> _Exercise requirements_: Please reproduce each of the following entries word for word, leaving out the pictures.

> _Working data_:
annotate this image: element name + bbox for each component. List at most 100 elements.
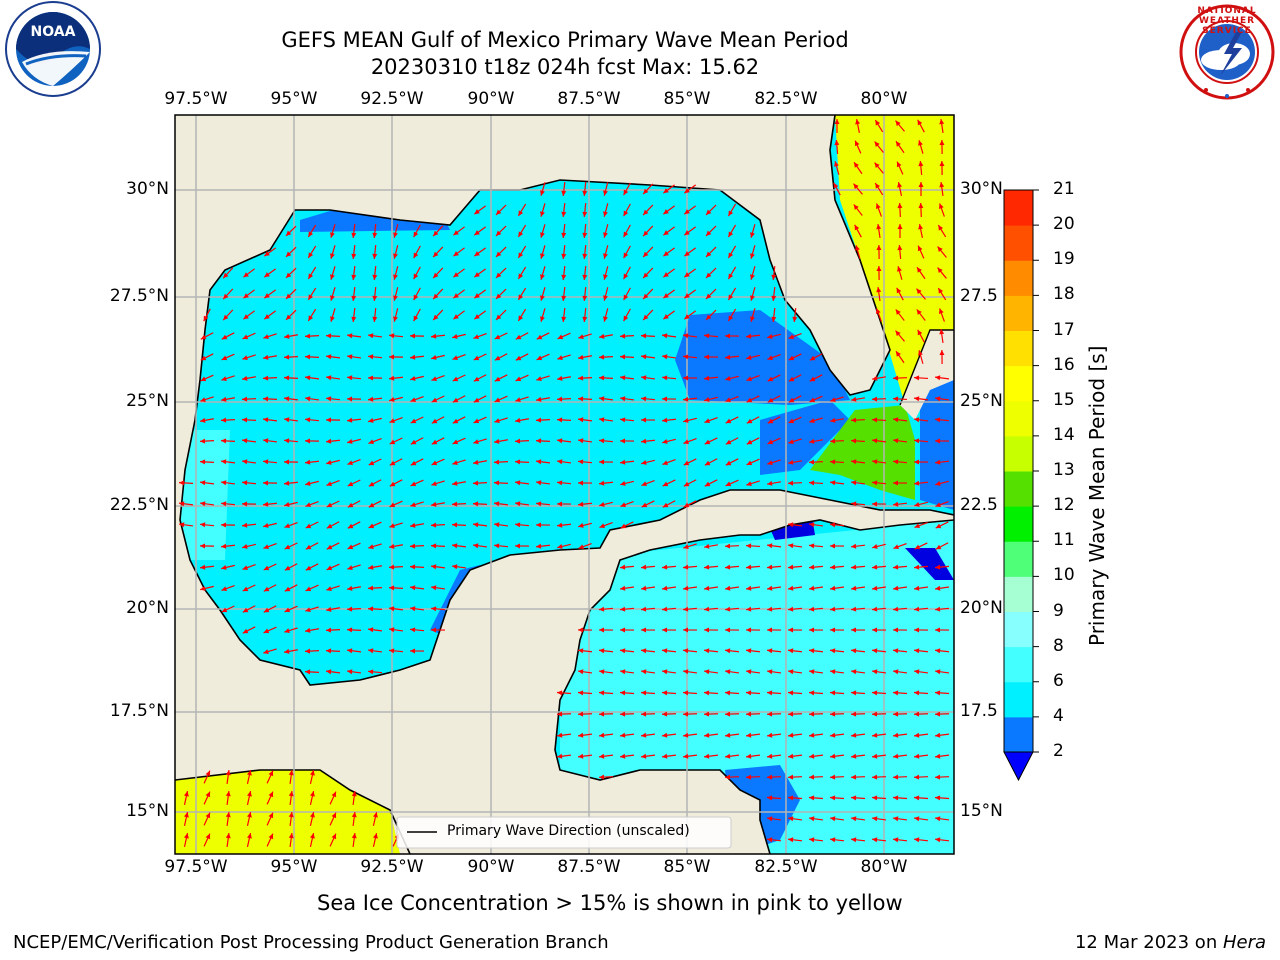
wave-arrow (661, 585, 677, 591)
wave-arrow (410, 458, 424, 466)
wave-arrow (284, 542, 298, 550)
wave-arrow (703, 585, 719, 591)
wave-arrow (241, 417, 257, 423)
wave-arrow (582, 286, 588, 302)
wave-arrow (619, 669, 635, 675)
wave-arrow (750, 308, 756, 322)
wave-arrow (913, 417, 929, 423)
wave-arrow (309, 770, 315, 784)
wave-arrow (393, 266, 399, 280)
atlantic-zone (835, 115, 954, 405)
wave-arrow (325, 354, 341, 360)
wave-arrow (808, 774, 824, 780)
wave-arrow (220, 417, 236, 423)
wave-arrow (766, 669, 782, 675)
florida-tip (900, 330, 954, 420)
wave-arrow (325, 438, 341, 444)
wave-arrow (682, 375, 698, 381)
axis-tick-label: 25°N (126, 391, 169, 411)
wave-arrow (242, 626, 256, 634)
wave-arrow (305, 606, 319, 612)
wave-arrow (787, 753, 803, 759)
wave-arrow (892, 669, 908, 675)
wave-arrow (452, 416, 466, 424)
wave-arrow (246, 791, 252, 805)
wave-arrow (517, 245, 527, 259)
wave-arrow (683, 205, 697, 215)
wave-arrow (683, 184, 697, 194)
axis-tick-label: 17.5 (960, 701, 998, 721)
wave-arrow (935, 521, 949, 529)
wave-arrow (495, 309, 507, 321)
wave-arrow (285, 288, 297, 300)
wave-arrow (792, 307, 798, 323)
wave-arrow (598, 480, 614, 486)
wave-arrow (262, 480, 278, 486)
wave-arrow (409, 648, 425, 654)
axis-tick-label: 85°W (663, 89, 711, 109)
wave-arrow (939, 181, 945, 197)
wave-arrow (766, 753, 782, 759)
wave-arrow (918, 224, 924, 238)
wave-arrow (662, 500, 676, 508)
wave-arrow (892, 732, 908, 738)
wave-arrow (876, 223, 882, 239)
wave-arrow (517, 266, 527, 280)
wave-arrow (284, 522, 298, 529)
wave-arrow (788, 459, 802, 465)
wave-arrow (473, 395, 487, 403)
wave-arrow (727, 245, 737, 259)
wave-arrow (767, 333, 781, 339)
wave-arrow (262, 417, 278, 423)
wave-arrow (304, 417, 320, 423)
wave-arrow (705, 267, 717, 279)
wave-arrow (368, 479, 382, 487)
wave-arrow (661, 396, 677, 402)
wave-arrow (413, 245, 421, 259)
wave-arrow (892, 396, 908, 402)
wave-arrow (556, 522, 572, 528)
wave-arrow (472, 543, 488, 549)
wave-arrow (284, 648, 298, 654)
wave-arrow (766, 795, 782, 801)
wave-arrow (603, 287, 609, 301)
wave-arrow (892, 690, 908, 696)
wave-arrow (221, 396, 235, 402)
wave-arrow (829, 753, 845, 759)
wave-arrow (430, 585, 446, 591)
wave-arrow (871, 711, 887, 717)
wave-arrow (557, 354, 571, 360)
wave-arrow (452, 459, 466, 465)
wave-arrow (766, 585, 782, 591)
wave-arrow (937, 267, 947, 279)
wave-arrow (472, 480, 488, 486)
wave-arrow (577, 753, 593, 759)
wave-arrow (871, 795, 887, 801)
colorbar-tick-label: 10 (1053, 565, 1075, 586)
wave-arrow (934, 438, 950, 444)
wave-arrow (367, 585, 383, 591)
wave-arrow (452, 354, 466, 361)
wave-arrow (598, 627, 614, 633)
wave-arrow (682, 564, 698, 570)
straits-zone (760, 400, 850, 475)
wave-arrow (266, 791, 274, 805)
wave-arrow (661, 354, 677, 360)
wave-arrow (808, 669, 824, 675)
wave-arrow (246, 812, 252, 826)
wave-arrow (705, 309, 717, 321)
wave-arrow (745, 753, 761, 759)
wave-arrow (178, 501, 194, 507)
wave-arrow (661, 669, 677, 675)
wave-arrow (874, 141, 884, 153)
wave-arrow (661, 375, 677, 381)
wave-arrow (451, 501, 467, 507)
wave-arrow (850, 480, 866, 486)
wave-arrow (263, 522, 277, 528)
wave-arrow (871, 459, 887, 465)
wave-arrow (535, 480, 551, 486)
wave-arrow (183, 833, 189, 847)
wave-arrow (896, 161, 904, 175)
wave-arrow (598, 753, 614, 759)
wave-arrow (368, 500, 382, 508)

> _Complete output_:
annotate this image: element name + bbox for each component. List at most 100 elements.
wave-arrow (661, 585, 677, 591)
wave-arrow (410, 458, 424, 466)
wave-arrow (284, 542, 298, 550)
wave-arrow (703, 585, 719, 591)
wave-arrow (241, 417, 257, 423)
wave-arrow (582, 286, 588, 302)
wave-arrow (619, 669, 635, 675)
wave-arrow (750, 308, 756, 322)
wave-arrow (913, 417, 929, 423)
wave-arrow (309, 770, 315, 784)
wave-arrow (393, 266, 399, 280)
atlantic-zone (835, 115, 954, 405)
wave-arrow (325, 354, 341, 360)
wave-arrow (808, 774, 824, 780)
wave-arrow (220, 417, 236, 423)
wave-arrow (766, 669, 782, 675)
florida-tip (900, 330, 954, 420)
wave-arrow (325, 438, 341, 444)
wave-arrow (682, 375, 698, 381)
axis-tick-label: 25°N (126, 391, 169, 411)
wave-arrow (242, 626, 256, 634)
wave-arrow (305, 606, 319, 612)
wave-arrow (787, 753, 803, 759)
wave-arrow (892, 669, 908, 675)
wave-arrow (452, 416, 466, 424)
wave-arrow (246, 791, 252, 805)
wave-arrow (517, 245, 527, 259)
wave-arrow (683, 205, 697, 215)
wave-arrow (683, 184, 697, 194)
axis-tick-label: 17.5 (960, 701, 998, 721)
wave-arrow (935, 521, 949, 529)
wave-arrow (495, 309, 507, 321)
wave-arrow (285, 288, 297, 300)
wave-arrow (792, 307, 798, 323)
wave-arrow (598, 480, 614, 486)
wave-arrow (262, 480, 278, 486)
wave-arrow (409, 648, 425, 654)
axis-tick-label: 85°W (663, 89, 711, 109)
wave-arrow (939, 181, 945, 197)
wave-arrow (766, 753, 782, 759)
wave-arrow (918, 224, 924, 238)
wave-arrow (662, 500, 676, 508)
wave-arrow (892, 732, 908, 738)
wave-arrow (876, 223, 882, 239)
wave-arrow (517, 266, 527, 280)
wave-arrow (284, 522, 298, 529)
wave-arrow (788, 459, 802, 465)
wave-arrow (473, 395, 487, 403)
wave-arrow (727, 245, 737, 259)
wave-arrow (767, 333, 781, 339)
wave-arrow (262, 417, 278, 423)
wave-arrow (304, 417, 320, 423)
wave-arrow (705, 267, 717, 279)
wave-arrow (368, 479, 382, 487)
wave-arrow (661, 396, 677, 402)
wave-arrow (413, 245, 421, 259)
wave-arrow (892, 396, 908, 402)
wave-arrow (556, 522, 572, 528)
wave-arrow (472, 543, 488, 549)
wave-arrow (284, 648, 298, 654)
wave-arrow (766, 795, 782, 801)
wave-arrow (603, 287, 609, 301)
wave-arrow (892, 690, 908, 696)
wave-arrow (221, 396, 235, 402)
wave-arrow (829, 753, 845, 759)
wave-arrow (430, 585, 446, 591)
wave-arrow (871, 711, 887, 717)
wave-arrow (557, 354, 571, 360)
wave-arrow (452, 459, 466, 465)
wave-arrow (766, 585, 782, 591)
wave-arrow (937, 267, 947, 279)
wave-arrow (472, 480, 488, 486)
wave-arrow (577, 753, 593, 759)
wave-arrow (871, 795, 887, 801)
colorbar-tick-label: 10 (1053, 565, 1075, 586)
wave-arrow (934, 438, 950, 444)
wave-arrow (367, 585, 383, 591)
wave-arrow (452, 354, 466, 361)
wave-arrow (598, 627, 614, 633)
wave-arrow (682, 564, 698, 570)
straits-zone (760, 400, 850, 475)
wave-arrow (266, 791, 274, 805)
wave-arrow (661, 354, 677, 360)
wave-arrow (808, 669, 824, 675)
wave-arrow (246, 812, 252, 826)
wave-arrow (705, 309, 717, 321)
wave-arrow (745, 753, 761, 759)
wave-arrow (178, 501, 194, 507)
wave-arrow (661, 669, 677, 675)
wave-arrow (874, 141, 884, 153)
wave-arrow (661, 375, 677, 381)
wave-arrow (451, 501, 467, 507)
wave-arrow (850, 480, 866, 486)
wave-arrow (263, 522, 277, 528)
wave-arrow (871, 459, 887, 465)
wave-arrow (535, 480, 551, 486)
wave-arrow (183, 833, 189, 847)
wave-arrow (896, 161, 904, 175)
wave-arrow (598, 753, 614, 759)
wave-arrow (368, 500, 382, 508)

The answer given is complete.